Will you give every entry again exactly as it stands?
★ ★ ★ ★
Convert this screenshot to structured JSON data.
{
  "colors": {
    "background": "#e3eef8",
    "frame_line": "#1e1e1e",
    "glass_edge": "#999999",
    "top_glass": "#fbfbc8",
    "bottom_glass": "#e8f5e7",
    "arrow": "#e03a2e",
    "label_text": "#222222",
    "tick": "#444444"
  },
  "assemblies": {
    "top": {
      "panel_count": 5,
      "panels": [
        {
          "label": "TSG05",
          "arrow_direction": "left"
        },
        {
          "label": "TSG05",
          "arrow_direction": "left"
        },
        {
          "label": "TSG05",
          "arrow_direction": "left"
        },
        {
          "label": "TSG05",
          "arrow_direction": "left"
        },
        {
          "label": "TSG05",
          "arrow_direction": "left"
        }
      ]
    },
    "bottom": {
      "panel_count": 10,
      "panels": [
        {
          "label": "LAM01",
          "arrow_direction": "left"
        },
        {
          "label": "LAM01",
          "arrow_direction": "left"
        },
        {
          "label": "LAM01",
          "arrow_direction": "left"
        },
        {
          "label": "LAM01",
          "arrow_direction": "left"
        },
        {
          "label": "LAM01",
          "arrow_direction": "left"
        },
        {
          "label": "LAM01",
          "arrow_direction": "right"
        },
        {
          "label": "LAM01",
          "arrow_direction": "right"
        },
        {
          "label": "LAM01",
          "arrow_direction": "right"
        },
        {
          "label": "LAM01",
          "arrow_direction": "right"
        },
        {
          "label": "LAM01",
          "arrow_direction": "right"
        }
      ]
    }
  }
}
★ ★ ★ ★
ANSWER TO THE TASK ▸
Convert this screenshot to structured JSON data.
{
  "colors": {
    "background": "#e3eef8",
    "frame_line": "#1e1e1e",
    "glass_edge": "#999999",
    "top_glass": "#fbfbc8",
    "bottom_glass": "#e8f5e7",
    "arrow": "#e03a2e",
    "label_text": "#222222",
    "tick": "#444444"
  },
  "assemblies": {
    "top": {
      "panel_count": 5,
      "panels": [
        {
          "label": "TSG05",
          "arrow_direction": "left"
        },
        {
          "label": "TSG05",
          "arrow_direction": "left"
        },
        {
          "label": "TSG05",
          "arrow_direction": "left"
        },
        {
          "label": "TSG05",
          "arrow_direction": "left"
        },
        {
          "label": "TSG05",
          "arrow_direction": "left"
        }
      ]
    },
    "bottom": {
      "panel_count": 10,
      "panels": [
        {
          "label": "LAM01",
          "arrow_direction": "left"
        },
        {
          "label": "LAM01",
          "arrow_direction": "left"
        },
        {
          "label": "LAM01",
          "arrow_direction": "left"
        },
        {
          "label": "LAM01",
          "arrow_direction": "left"
        },
        {
          "label": "LAM01",
          "arrow_direction": "left"
        },
        {
          "label": "LAM01",
          "arrow_direction": "right"
        },
        {
          "label": "LAM01",
          "arrow_direction": "right"
        },
        {
          "label": "LAM01",
          "arrow_direction": "right"
        },
        {
          "label": "LAM01",
          "arrow_direction": "right"
        },
        {
          "label": "LAM01",
          "arrow_direction": "right"
        }
      ]
    }
  }
}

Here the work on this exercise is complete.